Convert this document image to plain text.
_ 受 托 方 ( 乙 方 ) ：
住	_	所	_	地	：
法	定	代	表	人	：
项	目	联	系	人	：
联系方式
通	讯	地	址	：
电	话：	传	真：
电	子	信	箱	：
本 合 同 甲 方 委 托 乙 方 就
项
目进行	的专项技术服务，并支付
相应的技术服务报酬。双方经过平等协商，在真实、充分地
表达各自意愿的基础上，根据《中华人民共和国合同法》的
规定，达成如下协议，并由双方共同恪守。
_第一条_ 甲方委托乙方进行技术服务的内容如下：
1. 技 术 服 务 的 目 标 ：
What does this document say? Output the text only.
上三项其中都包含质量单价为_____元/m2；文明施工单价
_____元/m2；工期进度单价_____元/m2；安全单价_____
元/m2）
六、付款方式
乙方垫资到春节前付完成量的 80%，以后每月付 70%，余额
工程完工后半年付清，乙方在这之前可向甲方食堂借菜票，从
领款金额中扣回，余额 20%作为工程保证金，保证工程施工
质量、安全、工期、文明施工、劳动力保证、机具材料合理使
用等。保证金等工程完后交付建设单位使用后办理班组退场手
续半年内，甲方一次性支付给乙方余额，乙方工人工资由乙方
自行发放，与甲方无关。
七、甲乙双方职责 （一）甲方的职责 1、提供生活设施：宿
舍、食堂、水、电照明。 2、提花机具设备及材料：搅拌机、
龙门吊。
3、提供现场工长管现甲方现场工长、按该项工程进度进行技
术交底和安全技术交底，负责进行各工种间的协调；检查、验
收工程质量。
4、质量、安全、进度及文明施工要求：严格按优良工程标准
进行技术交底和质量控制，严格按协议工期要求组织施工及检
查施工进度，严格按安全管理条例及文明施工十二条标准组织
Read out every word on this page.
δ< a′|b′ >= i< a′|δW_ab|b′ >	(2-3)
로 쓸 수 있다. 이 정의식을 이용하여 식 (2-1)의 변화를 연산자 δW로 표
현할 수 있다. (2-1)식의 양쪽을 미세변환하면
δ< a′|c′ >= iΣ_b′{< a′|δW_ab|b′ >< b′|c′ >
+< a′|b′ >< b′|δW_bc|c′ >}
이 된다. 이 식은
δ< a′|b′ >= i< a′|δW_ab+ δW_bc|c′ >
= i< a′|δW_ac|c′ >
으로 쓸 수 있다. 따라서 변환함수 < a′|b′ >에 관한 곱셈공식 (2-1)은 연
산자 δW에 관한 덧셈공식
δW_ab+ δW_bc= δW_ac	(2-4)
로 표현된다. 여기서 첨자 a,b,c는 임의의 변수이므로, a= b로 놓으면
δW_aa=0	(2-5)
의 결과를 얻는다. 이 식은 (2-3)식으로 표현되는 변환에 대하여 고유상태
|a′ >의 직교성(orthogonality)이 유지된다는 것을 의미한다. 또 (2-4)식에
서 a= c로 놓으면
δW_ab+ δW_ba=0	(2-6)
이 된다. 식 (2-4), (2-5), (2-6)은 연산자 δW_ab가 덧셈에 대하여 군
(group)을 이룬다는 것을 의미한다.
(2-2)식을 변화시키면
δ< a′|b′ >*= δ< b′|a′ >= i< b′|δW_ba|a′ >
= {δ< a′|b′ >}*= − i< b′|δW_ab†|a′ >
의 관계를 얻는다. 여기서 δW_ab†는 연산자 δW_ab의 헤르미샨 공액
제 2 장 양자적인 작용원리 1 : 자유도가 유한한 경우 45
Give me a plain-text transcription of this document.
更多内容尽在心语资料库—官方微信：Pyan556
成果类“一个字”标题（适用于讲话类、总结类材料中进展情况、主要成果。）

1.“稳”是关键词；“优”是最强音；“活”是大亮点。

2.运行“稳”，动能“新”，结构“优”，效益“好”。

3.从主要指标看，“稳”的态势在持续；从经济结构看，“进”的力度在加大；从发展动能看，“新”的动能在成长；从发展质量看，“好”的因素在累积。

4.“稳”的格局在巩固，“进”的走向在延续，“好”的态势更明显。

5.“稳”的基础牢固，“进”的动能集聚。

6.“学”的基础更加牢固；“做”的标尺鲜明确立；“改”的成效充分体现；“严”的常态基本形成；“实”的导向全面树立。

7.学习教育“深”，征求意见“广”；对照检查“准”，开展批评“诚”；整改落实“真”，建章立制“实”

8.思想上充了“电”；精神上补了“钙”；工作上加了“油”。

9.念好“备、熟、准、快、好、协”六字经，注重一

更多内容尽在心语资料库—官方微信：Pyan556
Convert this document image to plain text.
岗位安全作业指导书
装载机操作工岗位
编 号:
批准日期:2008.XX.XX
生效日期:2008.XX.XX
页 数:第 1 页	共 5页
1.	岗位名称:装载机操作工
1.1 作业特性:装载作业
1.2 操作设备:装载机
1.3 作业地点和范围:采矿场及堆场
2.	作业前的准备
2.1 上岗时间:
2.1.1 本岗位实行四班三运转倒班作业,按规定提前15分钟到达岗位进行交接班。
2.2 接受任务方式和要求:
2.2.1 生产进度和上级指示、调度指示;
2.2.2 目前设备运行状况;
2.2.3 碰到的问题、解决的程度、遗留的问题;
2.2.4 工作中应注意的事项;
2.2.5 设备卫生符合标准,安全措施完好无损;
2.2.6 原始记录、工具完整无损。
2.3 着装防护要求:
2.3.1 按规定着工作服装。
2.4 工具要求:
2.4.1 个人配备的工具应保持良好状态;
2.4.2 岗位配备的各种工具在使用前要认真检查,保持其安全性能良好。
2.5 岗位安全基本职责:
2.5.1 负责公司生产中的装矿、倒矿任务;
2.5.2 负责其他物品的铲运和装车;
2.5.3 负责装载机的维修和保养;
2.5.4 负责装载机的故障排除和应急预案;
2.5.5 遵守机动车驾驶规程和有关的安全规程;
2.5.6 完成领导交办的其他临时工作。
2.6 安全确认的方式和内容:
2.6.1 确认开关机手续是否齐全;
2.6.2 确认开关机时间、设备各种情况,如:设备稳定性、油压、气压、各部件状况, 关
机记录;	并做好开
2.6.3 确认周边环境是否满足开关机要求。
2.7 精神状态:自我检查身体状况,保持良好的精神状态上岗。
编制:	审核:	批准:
_ _ _ _ _ _ _
- [THE TASK] Take the entries above and transcribe them exactly.

- [WRITTEN ANSWER]
Convert this document image to plain text.
_ 受 托 方 ( 乙 方 ) ：
住	_	所	_	地	：
法	定	代	表	人	：
项	目	联	系	人	：
联系方式
通	讯	地	址	：
电	话：	传	真：
电	子	信	箱	：
本 合 同 甲 方 委 托 乙 方 就
项
目进行	的专项技术服务，并支付
相应的技术服务报酬。双方经过平等协商，在真实、充分地
表达各自意愿的基础上，根据《中华人民共和国合同法》的
规定，达成如下协议，并由双方共同恪守。
_第一条_ 甲方委托乙方进行技术服务的内容如下：
1. 技 术 服 务 的 目 标 ：
What does this document say? Output the text only.
上三项其中都包含质量单价为_____元/m2；文明施工单价
_____元/m2；工期进度单价_____元/m2；安全单价_____
元/m2）
六、付款方式
乙方垫资到春节前付完成量的 80%，以后每月付 70%，余额
工程完工后半年付清，乙方在这之前可向甲方食堂借菜票，从
领款金额中扣回，余额 20%作为工程保证金，保证工程施工
质量、安全、工期、文明施工、劳动力保证、机具材料合理使
用等。保证金等工程完后交付建设单位使用后办理班组退场手
续半年内，甲方一次性支付给乙方余额，乙方工人工资由乙方
自行发放，与甲方无关。
七、甲乙双方职责 （一）甲方的职责 1、提供生活设施：宿
舍、食堂、水、电照明。 2、提花机具设备及材料：搅拌机、
龙门吊。
3、提供现场工长管现甲方现场工长、按该项工程进度进行技
术交底和安全技术交底，负责进行各工种间的协调；检查、验
收工程质量。
4、质量、安全、进度及文明施工要求：严格按优良工程标准
进行技术交底和质量控制，严格按协议工期要求组织施工及检
查施工进度，严格按安全管理条例及文明施工十二条标准组织
Read out every word on this page.
δ< a′|b′ >= i< a′|δW_ab|b′ >	(2-3)
로 쓸 수 있다. 이 정의식을 이용하여 식 (2-1)의 변화를 연산자 δW로 표
현할 수 있다. (2-1)식의 양쪽을 미세변환하면
δ< a′|c′ >= iΣ_b′{< a′|δW_ab|b′ >< b′|c′ >
+< a′|b′ >< b′|δW_bc|c′ >}
이 된다. 이 식은
δ< a′|b′ >= i< a′|δW_ab+ δW_bc|c′ >
= i< a′|δW_ac|c′ >
으로 쓸 수 있다. 따라서 변환함수 < a′|b′ >에 관한 곱셈공식 (2-1)은 연
산자 δW에 관한 덧셈공식
δW_ab+ δW_bc= δW_ac	(2-4)
로 표현된다. 여기서 첨자 a,b,c는 임의의 변수이므로, a= b로 놓으면
δW_aa=0	(2-5)
의 결과를 얻는다. 이 식은 (2-3)식으로 표현되는 변환에 대하여 고유상태
|a′ >의 직교성(orthogonality)이 유지된다는 것을 의미한다. 또 (2-4)식에
서 a= c로 놓으면
δW_ab+ δW_ba=0	(2-6)
이 된다. 식 (2-4), (2-5), (2-6)은 연산자 δW_ab가 덧셈에 대하여 군
(group)을 이룬다는 것을 의미한다.
(2-2)식을 변화시키면
δ< a′|b′ >*= δ< b′|a′ >= i< b′|δW_ba|a′ >
= {δ< a′|b′ >}*= − i< b′|δW_ab†|a′ >
의 관계를 얻는다. 여기서 δW_ab†는 연산자 δW_ab의 헤르미샨 공액
제 2 장 양자적인 작용원리 1 : 자유도가 유한한 경우 45
Give me a plain-text transcription of this document.
更多内容尽在心语资料库—官方微信：Pyan556
成果类“一个字”标题（适用于讲话类、总结类材料中进展情况、主要成果。）

1.“稳”是关键词；“优”是最强音；“活”是大亮点。

2.运行“稳”，动能“新”，结构“优”，效益“好”。

3.从主要指标看，“稳”的态势在持续；从经济结构看，“进”的力度在加大；从发展动能看，“新”的动能在成长；从发展质量看，“好”的因素在累积。

4.“稳”的格局在巩固，“进”的走向在延续，“好”的态势更明显。

5.“稳”的基础牢固，“进”的动能集聚。

6.“学”的基础更加牢固；“做”的标尺鲜明确立；“改”的成效充分体现；“严”的常态基本形成；“实”的导向全面树立。

7.学习教育“深”，征求意见“广”；对照检查“准”，开展批评“诚”；整改落实“真”，建章立制“实”

8.思想上充了“电”；精神上补了“钙”；工作上加了“油”。

9.念好“备、熟、准、快、好、协”六字经，注重一

更多内容尽在心语资料库—官方微信：Pyan556
Convert this document image to plain text.
岗位安全作业指导书
装载机操作工岗位
编 号:
批准日期:2008.XX.XX
生效日期:2008.XX.XX
页 数:第 1 页	共 5页
1.	岗位名称:装载机操作工
1.1 作业特性:装载作业
1.2 操作设备:装载机
1.3 作业地点和范围:采矿场及堆场
2.	作业前的准备
2.1 上岗时间:
2.1.1 本岗位实行四班三运转倒班作业,按规定提前15分钟到达岗位进行交接班。
2.2 接受任务方式和要求:
2.2.1 生产进度和上级指示、调度指示;
2.2.2 目前设备运行状况;
2.2.3 碰到的问题、解决的程度、遗留的问题;
2.2.4 工作中应注意的事项;
2.2.5 设备卫生符合标准,安全措施完好无损;
2.2.6 原始记录、工具完整无损。
2.3 着装防护要求:
2.3.1 按规定着工作服装。
2.4 工具要求:
2.4.1 个人配备的工具应保持良好状态;
2.4.2 岗位配备的各种工具在使用前要认真检查,保持其安全性能良好。
2.5 岗位安全基本职责:
2.5.1 负责公司生产中的装矿、倒矿任务;
2.5.2 负责其他物品的铲运和装车;
2.5.3 负责装载机的维修和保养;
2.5.4 负责装载机的故障排除和应急预案;
2.5.5 遵守机动车驾驶规程和有关的安全规程;
2.5.6 完成领导交办的其他临时工作。
2.6 安全确认的方式和内容:
2.6.1 确认开关机手续是否齐全;
2.6.2 确认开关机时间、设备各种情况,如:设备稳定性、油压、气压、各部件状况, 关
机记录;	并做好开
2.6.3 确认周边环境是否满足开关机要求。
2.7 精神状态:自我检查身体状况,保持良好的精神状态上岗。
编制:	审核:	批准:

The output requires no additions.